------ Data for this task

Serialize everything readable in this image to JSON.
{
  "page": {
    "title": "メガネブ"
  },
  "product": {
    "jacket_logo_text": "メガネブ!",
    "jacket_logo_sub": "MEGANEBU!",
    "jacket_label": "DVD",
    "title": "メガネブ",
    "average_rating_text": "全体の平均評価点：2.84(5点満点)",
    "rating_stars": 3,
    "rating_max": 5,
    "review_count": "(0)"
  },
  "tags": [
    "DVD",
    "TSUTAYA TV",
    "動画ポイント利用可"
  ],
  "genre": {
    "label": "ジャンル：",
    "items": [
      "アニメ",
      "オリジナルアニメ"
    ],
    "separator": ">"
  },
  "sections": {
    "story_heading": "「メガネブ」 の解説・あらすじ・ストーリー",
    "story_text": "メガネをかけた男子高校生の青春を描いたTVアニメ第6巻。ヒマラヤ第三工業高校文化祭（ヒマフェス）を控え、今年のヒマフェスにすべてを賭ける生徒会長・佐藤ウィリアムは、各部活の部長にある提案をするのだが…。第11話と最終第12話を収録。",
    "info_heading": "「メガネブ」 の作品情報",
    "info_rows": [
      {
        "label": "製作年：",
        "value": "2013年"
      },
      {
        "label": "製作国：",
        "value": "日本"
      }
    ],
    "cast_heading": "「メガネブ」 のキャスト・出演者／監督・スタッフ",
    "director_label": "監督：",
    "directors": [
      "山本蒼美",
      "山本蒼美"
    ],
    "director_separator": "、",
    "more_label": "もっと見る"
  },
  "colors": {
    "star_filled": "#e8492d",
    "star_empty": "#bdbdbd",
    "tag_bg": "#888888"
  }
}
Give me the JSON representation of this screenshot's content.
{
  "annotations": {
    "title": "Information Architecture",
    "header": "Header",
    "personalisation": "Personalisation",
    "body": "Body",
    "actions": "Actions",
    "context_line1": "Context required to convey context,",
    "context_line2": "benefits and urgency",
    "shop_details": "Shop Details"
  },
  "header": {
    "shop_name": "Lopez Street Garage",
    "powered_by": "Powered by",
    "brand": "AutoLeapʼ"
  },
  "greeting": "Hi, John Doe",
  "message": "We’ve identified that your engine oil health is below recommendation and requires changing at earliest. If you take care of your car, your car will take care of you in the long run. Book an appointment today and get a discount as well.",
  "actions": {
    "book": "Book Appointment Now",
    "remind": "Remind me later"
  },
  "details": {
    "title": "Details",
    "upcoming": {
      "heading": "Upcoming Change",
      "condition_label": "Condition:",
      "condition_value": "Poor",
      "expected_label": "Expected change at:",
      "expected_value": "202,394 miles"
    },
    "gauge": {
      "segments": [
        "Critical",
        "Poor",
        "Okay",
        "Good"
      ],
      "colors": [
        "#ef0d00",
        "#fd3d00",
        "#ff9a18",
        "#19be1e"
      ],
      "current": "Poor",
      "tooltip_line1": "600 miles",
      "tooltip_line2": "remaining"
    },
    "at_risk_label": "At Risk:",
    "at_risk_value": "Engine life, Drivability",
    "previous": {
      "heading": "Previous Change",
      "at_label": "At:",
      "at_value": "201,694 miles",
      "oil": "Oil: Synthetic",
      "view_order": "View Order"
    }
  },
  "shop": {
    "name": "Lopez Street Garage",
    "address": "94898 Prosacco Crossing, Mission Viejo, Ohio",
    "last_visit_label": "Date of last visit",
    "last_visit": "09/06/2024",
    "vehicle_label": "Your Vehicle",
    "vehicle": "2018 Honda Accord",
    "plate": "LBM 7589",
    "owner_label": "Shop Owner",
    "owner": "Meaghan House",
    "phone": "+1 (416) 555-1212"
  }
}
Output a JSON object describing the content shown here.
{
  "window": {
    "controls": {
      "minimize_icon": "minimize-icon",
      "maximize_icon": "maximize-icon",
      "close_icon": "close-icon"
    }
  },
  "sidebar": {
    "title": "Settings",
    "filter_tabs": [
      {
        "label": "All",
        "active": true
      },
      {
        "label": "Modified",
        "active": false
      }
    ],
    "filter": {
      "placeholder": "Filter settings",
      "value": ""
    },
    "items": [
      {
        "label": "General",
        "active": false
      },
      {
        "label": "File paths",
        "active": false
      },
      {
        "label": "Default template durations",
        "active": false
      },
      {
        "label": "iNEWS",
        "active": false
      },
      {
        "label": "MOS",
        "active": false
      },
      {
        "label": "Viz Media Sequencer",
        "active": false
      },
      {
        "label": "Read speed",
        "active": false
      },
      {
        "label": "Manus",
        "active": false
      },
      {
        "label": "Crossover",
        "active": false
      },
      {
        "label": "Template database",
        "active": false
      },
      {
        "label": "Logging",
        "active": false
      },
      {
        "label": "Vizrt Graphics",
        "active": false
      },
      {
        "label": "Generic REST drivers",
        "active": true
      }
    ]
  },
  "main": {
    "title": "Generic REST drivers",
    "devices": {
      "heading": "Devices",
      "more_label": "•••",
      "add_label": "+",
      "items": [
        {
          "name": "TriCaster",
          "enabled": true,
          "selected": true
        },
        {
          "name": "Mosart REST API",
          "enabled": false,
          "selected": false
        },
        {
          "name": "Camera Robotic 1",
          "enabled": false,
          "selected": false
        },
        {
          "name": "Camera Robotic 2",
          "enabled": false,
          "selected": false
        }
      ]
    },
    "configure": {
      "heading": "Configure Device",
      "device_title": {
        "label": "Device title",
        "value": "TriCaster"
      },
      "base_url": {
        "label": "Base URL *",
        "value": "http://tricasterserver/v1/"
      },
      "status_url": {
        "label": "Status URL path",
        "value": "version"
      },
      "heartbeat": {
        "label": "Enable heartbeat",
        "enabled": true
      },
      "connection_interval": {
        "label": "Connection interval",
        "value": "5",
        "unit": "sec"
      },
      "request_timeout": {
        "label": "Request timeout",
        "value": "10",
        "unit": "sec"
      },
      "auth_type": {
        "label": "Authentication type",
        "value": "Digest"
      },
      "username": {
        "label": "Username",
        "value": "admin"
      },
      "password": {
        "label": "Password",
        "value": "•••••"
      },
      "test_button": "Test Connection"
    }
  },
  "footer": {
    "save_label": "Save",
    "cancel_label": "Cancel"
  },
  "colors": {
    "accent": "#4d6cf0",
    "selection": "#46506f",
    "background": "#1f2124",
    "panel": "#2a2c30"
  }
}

------------

Retype the records in full. Keep every line identical to the original.

> _Solved problem_
Serialize everything readable in this image to JSON.
{
  "page": {
    "title": "メガネブ"
  },
  "product": {
    "jacket_logo_text": "メガネブ!",
    "jacket_logo_sub": "MEGANEBU!",
    "jacket_label": "DVD",
    "title": "メガネブ",
    "average_rating_text": "全体の平均評価点：2.84(5点満点)",
    "rating_stars": 3,
    "rating_max": 5,
    "review_count": "(0)"
  },
  "tags": [
    "DVD",
    "TSUTAYA TV",
    "動画ポイント利用可"
  ],
  "genre": {
    "label": "ジャンル：",
    "items": [
      "アニメ",
      "オリジナルアニメ"
    ],
    "separator": ">"
  },
  "sections": {
    "story_heading": "「メガネブ」 の解説・あらすじ・ストーリー",
    "story_text": "メガネをかけた男子高校生の青春を描いたTVアニメ第6巻。ヒマラヤ第三工業高校文化祭（ヒマフェス）を控え、今年のヒマフェスにすべてを賭ける生徒会長・佐藤ウィリアムは、各部活の部長にある提案をするのだが…。第11話と最終第12話を収録。",
    "info_heading": "「メガネブ」 の作品情報",
    "info_rows": [
      {
        "label": "製作年：",
        "value": "2013年"
      },
      {
        "label": "製作国：",
        "value": "日本"
      }
    ],
    "cast_heading": "「メガネブ」 のキャスト・出演者／監督・スタッフ",
    "director_label": "監督：",
    "directors": [
      "山本蒼美",
      "山本蒼美"
    ],
    "director_separator": "、",
    "more_label": "もっと見る"
  },
  "colors": {
    "star_filled": "#e8492d",
    "star_empty": "#bdbdbd",
    "tag_bg": "#888888"
  }
}
Give me the JSON representation of this screenshot's content.
{
  "annotations": {
    "title": "Information Architecture",
    "header": "Header",
    "personalisation": "Personalisation",
    "body": "Body",
    "actions": "Actions",
    "context_line1": "Context required to convey context,",
    "context_line2": "benefits and urgency",
    "shop_details": "Shop Details"
  },
  "header": {
    "shop_name": "Lopez Street Garage",
    "powered_by": "Powered by",
    "brand": "AutoLeapʼ"
  },
  "greeting": "Hi, John Doe",
  "message": "We’ve identified that your engine oil health is below recommendation and requires changing at earliest. If you take care of your car, your car will take care of you in the long run. Book an appointment today and get a discount as well.",
  "actions": {
    "book": "Book Appointment Now",
    "remind": "Remind me later"
  },
  "details": {
    "title": "Details",
    "upcoming": {
      "heading": "Upcoming Change",
      "condition_label": "Condition:",
      "condition_value": "Poor",
      "expected_label": "Expected change at:",
      "expected_value": "202,394 miles"
    },
    "gauge": {
      "segments": [
        "Critical",
        "Poor",
        "Okay",
        "Good"
      ],
      "colors": [
        "#ef0d00",
        "#fd3d00",
        "#ff9a18",
        "#19be1e"
      ],
      "current": "Poor",
      "tooltip_line1": "600 miles",
      "tooltip_line2": "remaining"
    },
    "at_risk_label": "At Risk:",
    "at_risk_value": "Engine life, Drivability",
    "previous": {
      "heading": "Previous Change",
      "at_label": "At:",
      "at_value": "201,694 miles",
      "oil": "Oil: Synthetic",
      "view_order": "View Order"
    }
  },
  "shop": {
    "name": "Lopez Street Garage",
    "address": "94898 Prosacco Crossing, Mission Viejo, Ohio",
    "last_visit_label": "Date of last visit",
    "last_visit": "09/06/2024",
    "vehicle_label": "Your Vehicle",
    "vehicle": "2018 Honda Accord",
    "plate": "LBM 7589",
    "owner_label": "Shop Owner",
    "owner": "Meaghan House",
    "phone": "+1 (416) 555-1212"
  }
}
Output a JSON object describing the content shown here.
{
  "window": {
    "controls": {
      "minimize_icon": "minimize-icon",
      "maximize_icon": "maximize-icon",
      "close_icon": "close-icon"
    }
  },
  "sidebar": {
    "title": "Settings",
    "filter_tabs": [
      {
        "label": "All",
        "active": true
      },
      {
        "label": "Modified",
        "active": false
      }
    ],
    "filter": {
      "placeholder": "Filter settings",
      "value": ""
    },
    "items": [
      {
        "label": "General",
        "active": false
      },
      {
        "label": "File paths",
        "active": false
      },
      {
        "label": "Default template durations",
        "active": false
      },
      {
        "label": "iNEWS",
        "active": false
      },
      {
        "label": "MOS",
        "active": false
      },
      {
        "label": "Viz Media Sequencer",
        "active": false
      },
      {
        "label": "Read speed",
        "active": false
      },
      {
        "label": "Manus",
        "active": false
      },
      {
        "label": "Crossover",
        "active": false
      },
      {
        "label": "Template database",
        "active": false
      },
      {
        "label": "Logging",
        "active": false
      },
      {
        "label": "Vizrt Graphics",
        "active": false
      },
      {
        "label": "Generic REST drivers",
        "active": true
      }
    ]
  },
  "main": {
    "title": "Generic REST drivers",
    "devices": {
      "heading": "Devices",
      "more_label": "•••",
      "add_label": "+",
      "items": [
        {
          "name": "TriCaster",
          "enabled": true,
          "selected": true
        },
        {
          "name": "Mosart REST API",
          "enabled": false,
          "selected": false
        },
        {
          "name": "Camera Robotic 1",
          "enabled": false,
          "selected": false
        },
        {
          "name": "Camera Robotic 2",
          "enabled": false,
          "selected": false
        }
      ]
    },
    "configure": {
      "heading": "Configure Device",
      "device_title": {
        "label": "Device title",
        "value": "TriCaster"
      },
      "base_url": {
        "label": "Base URL *",
        "value": "http://tricasterserver/v1/"
      },
      "status_url": {
        "label": "Status URL path",
        "value": "version"
      },
      "heartbeat": {
        "label": "Enable heartbeat",
        "enabled": true
      },
      "connection_interval": {
        "label": "Connection interval",
        "value": "5",
        "unit": "sec"
      },
      "request_timeout": {
        "label": "Request timeout",
        "value": "10",
        "unit": "sec"
      },
      "auth_type": {
        "label": "Authentication type",
        "value": "Digest"
      },
      "username": {
        "label": "Username",
        "value": "admin"
      },
      "password": {
        "label": "Password",
        "value": "•••••"
      },
      "test_button": "Test Connection"
    }
  },
  "footer": {
    "save_label": "Save",
    "cancel_label": "Cancel"
  },
  "colors": {
    "accent": "#4d6cf0",
    "selection": "#46506f",
    "background": "#1f2124",
    "panel": "#2a2c30"
  }
}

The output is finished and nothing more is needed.